## Task to complete
Identify the lines containing the word "image". Copy each one.

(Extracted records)

.....

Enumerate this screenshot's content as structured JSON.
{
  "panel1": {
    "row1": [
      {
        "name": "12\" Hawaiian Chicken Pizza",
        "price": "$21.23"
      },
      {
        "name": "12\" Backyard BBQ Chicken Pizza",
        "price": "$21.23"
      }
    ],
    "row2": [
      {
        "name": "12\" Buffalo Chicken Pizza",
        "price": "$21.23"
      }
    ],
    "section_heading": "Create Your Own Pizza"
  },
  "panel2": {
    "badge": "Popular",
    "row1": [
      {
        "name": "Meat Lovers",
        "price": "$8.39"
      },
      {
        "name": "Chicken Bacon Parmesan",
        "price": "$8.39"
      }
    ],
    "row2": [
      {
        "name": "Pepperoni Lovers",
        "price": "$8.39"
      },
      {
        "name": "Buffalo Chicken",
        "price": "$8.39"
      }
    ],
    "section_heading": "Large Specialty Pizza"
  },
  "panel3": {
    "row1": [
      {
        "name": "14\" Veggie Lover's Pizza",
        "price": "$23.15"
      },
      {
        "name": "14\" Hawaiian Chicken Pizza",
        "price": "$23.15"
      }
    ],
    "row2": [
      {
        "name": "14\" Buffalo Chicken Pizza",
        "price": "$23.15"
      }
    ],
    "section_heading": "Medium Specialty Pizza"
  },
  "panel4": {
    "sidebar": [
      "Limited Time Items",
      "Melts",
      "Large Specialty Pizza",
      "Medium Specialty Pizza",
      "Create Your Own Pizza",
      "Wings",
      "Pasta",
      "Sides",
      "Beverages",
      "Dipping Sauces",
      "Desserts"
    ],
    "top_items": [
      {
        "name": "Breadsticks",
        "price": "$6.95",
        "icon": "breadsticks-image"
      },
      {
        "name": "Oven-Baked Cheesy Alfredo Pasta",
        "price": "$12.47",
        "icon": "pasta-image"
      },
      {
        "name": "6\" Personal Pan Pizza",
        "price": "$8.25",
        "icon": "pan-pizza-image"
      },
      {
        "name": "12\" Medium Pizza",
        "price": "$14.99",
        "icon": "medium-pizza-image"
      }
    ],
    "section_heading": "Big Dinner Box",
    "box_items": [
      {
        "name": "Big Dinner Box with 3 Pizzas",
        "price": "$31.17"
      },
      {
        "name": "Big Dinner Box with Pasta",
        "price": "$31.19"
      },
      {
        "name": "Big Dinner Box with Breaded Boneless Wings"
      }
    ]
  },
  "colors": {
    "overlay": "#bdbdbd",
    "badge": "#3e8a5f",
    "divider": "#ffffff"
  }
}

.....

## Result of this task
        "icon": "breadsticks-image"
        "icon": "pasta-image"
        "icon": "pan-pizza-image"
        "icon": "medium-pizza-image"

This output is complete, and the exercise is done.